▶ [What the task asks]: Read the records below and copy each line that contains "stability".

Figure data in JSON:
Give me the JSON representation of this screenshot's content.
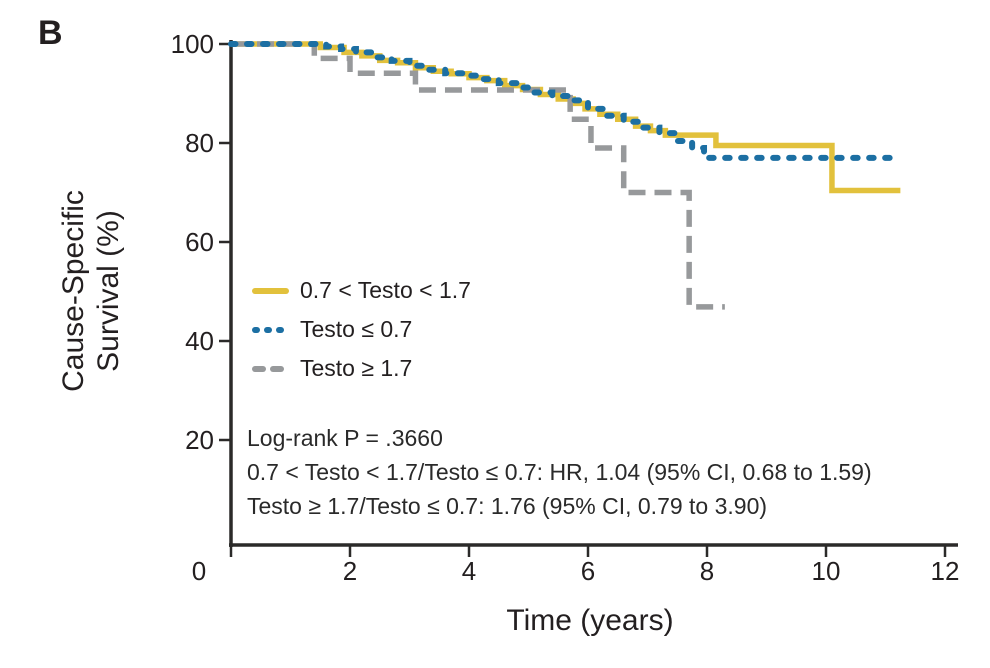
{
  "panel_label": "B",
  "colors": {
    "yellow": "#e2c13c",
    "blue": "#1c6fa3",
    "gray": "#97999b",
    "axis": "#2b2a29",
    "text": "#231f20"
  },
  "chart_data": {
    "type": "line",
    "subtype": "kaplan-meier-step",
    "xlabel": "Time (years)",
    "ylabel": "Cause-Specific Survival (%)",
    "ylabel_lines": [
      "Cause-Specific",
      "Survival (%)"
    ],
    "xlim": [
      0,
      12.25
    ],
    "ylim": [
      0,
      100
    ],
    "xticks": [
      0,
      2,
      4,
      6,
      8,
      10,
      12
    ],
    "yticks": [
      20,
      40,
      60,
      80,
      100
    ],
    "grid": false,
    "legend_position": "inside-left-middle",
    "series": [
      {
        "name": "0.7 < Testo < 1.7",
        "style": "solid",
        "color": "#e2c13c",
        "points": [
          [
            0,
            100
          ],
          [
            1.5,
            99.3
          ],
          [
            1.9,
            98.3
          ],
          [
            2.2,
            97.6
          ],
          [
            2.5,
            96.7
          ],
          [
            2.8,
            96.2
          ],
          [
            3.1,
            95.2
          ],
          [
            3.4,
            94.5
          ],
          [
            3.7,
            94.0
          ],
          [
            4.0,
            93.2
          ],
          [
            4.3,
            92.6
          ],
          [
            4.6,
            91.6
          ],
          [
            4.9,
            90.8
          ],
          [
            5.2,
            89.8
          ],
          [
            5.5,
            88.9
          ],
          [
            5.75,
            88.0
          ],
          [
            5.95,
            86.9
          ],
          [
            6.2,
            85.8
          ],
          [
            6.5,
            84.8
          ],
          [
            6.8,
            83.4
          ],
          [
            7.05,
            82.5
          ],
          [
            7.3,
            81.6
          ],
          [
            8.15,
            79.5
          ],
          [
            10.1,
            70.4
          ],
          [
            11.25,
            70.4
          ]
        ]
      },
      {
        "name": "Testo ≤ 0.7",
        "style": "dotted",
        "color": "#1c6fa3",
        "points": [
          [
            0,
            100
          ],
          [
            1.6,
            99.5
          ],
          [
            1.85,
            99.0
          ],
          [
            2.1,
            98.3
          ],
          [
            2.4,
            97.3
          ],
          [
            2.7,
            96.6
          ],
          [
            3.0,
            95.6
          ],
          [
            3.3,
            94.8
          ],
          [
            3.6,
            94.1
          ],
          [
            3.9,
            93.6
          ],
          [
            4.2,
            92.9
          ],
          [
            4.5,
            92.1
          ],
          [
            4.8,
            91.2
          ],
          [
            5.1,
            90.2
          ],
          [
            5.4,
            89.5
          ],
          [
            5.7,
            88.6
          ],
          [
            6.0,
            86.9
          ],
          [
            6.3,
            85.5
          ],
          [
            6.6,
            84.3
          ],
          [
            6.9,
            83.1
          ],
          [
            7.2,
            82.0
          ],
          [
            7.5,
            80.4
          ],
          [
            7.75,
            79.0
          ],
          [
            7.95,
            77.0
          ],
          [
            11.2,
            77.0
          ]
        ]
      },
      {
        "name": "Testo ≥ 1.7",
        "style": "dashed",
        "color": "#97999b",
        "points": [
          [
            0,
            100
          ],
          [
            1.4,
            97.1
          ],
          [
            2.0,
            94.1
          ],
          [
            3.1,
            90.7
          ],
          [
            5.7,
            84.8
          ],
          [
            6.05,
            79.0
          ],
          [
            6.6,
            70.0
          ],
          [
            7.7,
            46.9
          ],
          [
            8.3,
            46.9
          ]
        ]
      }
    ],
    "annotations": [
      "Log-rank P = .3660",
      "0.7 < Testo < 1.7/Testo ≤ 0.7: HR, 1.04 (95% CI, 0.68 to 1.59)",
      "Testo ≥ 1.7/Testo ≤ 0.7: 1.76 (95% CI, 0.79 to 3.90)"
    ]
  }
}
* * *
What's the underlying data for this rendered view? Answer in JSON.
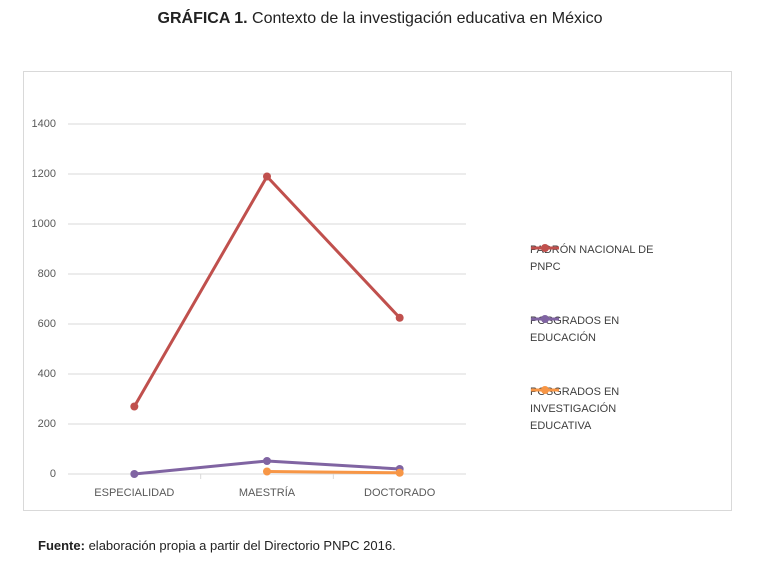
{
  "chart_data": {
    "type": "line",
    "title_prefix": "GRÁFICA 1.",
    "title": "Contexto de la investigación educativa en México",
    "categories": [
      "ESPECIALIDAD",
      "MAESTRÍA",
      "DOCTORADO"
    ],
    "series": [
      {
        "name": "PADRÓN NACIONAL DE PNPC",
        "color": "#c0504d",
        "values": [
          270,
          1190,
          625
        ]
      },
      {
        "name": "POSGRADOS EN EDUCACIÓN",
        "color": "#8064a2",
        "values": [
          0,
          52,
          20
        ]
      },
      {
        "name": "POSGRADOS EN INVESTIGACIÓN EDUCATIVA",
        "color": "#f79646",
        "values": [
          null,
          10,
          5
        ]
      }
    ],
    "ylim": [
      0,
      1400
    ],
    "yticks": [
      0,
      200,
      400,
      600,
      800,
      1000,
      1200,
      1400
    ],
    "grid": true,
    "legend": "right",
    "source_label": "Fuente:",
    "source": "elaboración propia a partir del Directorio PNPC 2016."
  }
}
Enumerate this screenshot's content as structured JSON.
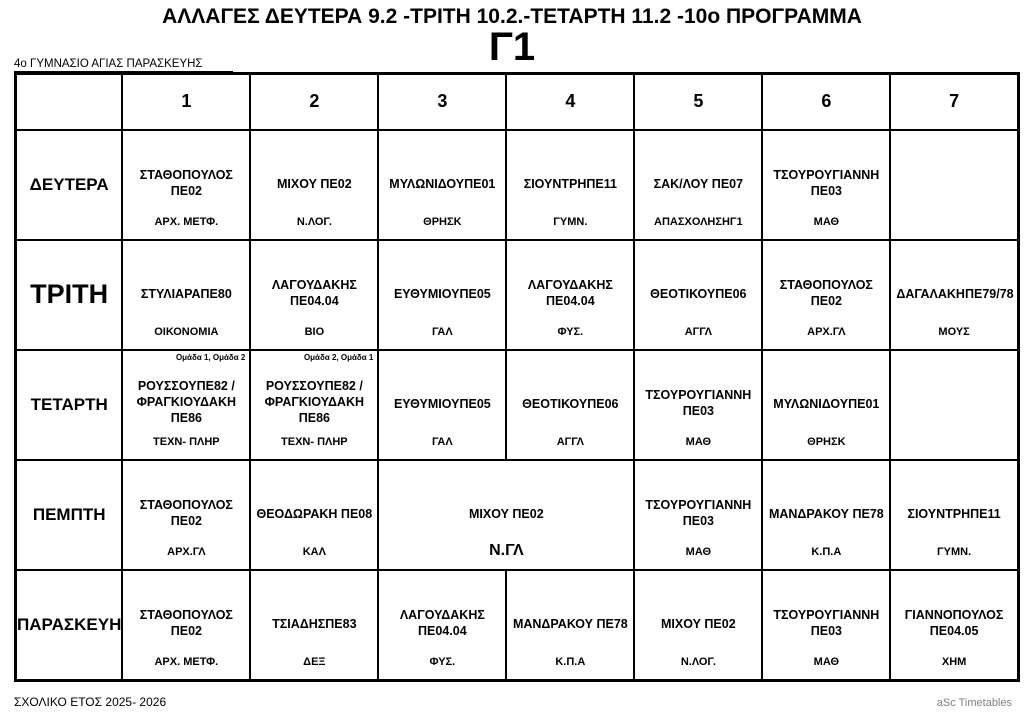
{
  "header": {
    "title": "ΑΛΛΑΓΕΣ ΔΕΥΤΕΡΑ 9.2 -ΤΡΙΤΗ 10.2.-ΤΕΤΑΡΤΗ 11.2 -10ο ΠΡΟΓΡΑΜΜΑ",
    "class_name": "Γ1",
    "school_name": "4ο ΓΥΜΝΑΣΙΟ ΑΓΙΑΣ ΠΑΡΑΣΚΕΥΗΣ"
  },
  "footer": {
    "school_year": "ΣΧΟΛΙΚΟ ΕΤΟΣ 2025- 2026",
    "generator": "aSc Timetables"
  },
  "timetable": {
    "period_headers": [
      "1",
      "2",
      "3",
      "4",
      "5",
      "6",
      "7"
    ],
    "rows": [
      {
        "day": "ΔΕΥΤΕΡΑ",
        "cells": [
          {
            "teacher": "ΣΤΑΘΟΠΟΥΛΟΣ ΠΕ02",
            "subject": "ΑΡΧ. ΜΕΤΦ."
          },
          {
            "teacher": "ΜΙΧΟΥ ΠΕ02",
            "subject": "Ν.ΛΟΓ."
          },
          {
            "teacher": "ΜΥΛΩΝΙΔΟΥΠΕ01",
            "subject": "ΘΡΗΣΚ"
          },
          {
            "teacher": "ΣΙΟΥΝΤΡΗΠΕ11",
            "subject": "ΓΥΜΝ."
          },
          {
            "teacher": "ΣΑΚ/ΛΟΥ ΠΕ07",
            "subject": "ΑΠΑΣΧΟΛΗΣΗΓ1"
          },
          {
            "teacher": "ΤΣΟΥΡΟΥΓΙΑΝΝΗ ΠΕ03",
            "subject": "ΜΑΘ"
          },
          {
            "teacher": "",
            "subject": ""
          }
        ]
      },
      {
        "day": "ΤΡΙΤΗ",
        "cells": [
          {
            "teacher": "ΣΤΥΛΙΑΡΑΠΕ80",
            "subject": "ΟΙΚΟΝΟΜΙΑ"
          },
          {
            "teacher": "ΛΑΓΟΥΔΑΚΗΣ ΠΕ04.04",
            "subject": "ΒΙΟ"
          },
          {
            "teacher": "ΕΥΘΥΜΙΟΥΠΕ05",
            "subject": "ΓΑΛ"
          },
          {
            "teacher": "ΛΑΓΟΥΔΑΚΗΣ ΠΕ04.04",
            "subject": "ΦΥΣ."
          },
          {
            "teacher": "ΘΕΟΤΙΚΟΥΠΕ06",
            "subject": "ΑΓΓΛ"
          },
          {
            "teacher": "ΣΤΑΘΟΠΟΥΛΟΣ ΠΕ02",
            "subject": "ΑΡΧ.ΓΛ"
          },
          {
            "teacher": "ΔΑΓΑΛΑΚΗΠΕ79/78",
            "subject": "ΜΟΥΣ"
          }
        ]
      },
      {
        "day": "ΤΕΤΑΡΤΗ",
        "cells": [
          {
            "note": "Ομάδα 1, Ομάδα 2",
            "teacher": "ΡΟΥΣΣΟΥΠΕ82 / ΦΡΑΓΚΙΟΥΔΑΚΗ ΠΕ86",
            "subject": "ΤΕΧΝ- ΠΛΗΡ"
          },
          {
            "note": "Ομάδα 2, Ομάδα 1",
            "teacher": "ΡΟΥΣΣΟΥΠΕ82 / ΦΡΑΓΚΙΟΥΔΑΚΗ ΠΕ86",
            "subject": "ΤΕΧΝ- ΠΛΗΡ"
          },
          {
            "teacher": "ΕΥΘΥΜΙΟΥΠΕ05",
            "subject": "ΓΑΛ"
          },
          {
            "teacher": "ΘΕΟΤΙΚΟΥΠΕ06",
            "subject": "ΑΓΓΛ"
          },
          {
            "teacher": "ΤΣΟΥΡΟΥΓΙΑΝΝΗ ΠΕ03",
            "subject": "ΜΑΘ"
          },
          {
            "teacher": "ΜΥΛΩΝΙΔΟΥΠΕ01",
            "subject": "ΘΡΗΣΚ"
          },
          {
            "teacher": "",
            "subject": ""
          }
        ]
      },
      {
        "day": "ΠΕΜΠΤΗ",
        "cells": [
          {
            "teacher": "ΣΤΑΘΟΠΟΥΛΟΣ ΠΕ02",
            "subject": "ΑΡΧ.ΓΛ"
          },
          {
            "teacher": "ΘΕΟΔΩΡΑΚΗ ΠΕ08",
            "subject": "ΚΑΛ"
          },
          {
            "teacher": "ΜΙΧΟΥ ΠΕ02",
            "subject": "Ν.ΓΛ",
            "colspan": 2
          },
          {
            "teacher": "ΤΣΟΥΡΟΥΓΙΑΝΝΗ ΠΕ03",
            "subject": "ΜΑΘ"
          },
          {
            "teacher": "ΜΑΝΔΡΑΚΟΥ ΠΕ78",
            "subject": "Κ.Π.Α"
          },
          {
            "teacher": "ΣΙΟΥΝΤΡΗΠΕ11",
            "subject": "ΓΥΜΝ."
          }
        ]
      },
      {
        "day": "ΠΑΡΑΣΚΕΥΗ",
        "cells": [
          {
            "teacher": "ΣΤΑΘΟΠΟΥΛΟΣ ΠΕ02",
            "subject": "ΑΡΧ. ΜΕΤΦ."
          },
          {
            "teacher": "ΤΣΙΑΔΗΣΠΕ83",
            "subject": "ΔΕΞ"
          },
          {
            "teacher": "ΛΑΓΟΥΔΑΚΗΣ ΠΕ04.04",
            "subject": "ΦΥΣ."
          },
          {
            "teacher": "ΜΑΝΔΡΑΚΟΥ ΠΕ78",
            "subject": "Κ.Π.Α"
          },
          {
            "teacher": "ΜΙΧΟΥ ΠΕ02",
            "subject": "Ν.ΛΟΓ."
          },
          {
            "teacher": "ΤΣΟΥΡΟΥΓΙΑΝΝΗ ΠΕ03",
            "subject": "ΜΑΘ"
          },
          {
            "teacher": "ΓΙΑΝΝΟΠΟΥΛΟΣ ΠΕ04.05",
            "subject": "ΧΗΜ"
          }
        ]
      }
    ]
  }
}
...
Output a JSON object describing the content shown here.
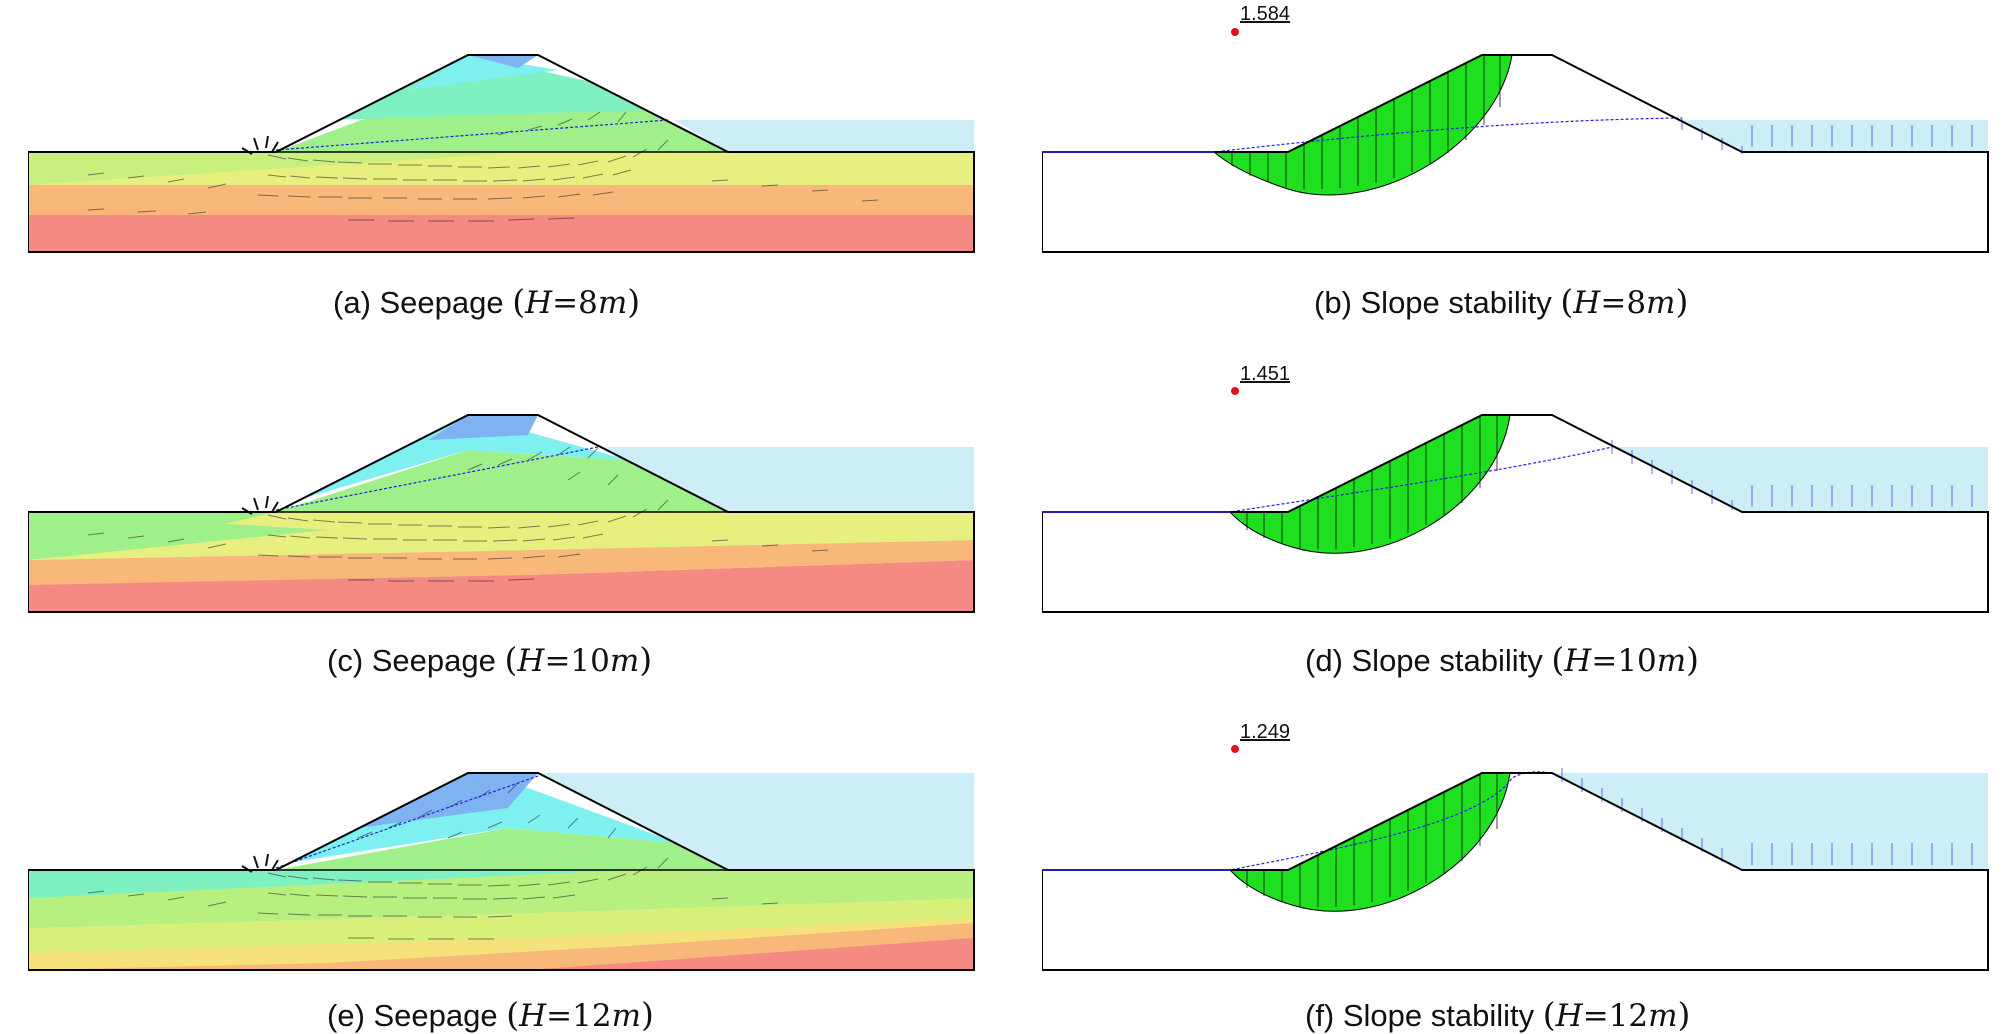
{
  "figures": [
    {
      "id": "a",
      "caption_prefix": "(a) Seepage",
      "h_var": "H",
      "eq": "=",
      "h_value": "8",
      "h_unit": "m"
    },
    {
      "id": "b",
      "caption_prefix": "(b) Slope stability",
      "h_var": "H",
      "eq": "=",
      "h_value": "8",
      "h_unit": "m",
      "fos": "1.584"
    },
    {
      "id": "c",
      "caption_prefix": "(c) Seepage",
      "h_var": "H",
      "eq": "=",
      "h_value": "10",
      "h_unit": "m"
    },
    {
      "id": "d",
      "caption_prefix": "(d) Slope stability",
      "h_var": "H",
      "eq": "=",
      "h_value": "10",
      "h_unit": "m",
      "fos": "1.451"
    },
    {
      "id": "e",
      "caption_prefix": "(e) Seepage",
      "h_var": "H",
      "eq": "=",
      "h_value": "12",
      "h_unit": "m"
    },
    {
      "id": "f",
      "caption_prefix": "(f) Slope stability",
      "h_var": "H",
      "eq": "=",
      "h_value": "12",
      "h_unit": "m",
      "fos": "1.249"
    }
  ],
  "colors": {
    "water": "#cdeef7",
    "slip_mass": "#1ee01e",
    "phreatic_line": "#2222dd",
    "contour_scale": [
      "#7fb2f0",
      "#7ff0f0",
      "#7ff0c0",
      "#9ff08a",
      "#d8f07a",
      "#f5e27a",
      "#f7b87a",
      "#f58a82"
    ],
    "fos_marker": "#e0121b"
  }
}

▶ [Answer below]:
      "caption_prefix": "(b) Slope stability",
      "caption_prefix": "(d) Slope stability",
      "caption_prefix": "(f) Slope stability",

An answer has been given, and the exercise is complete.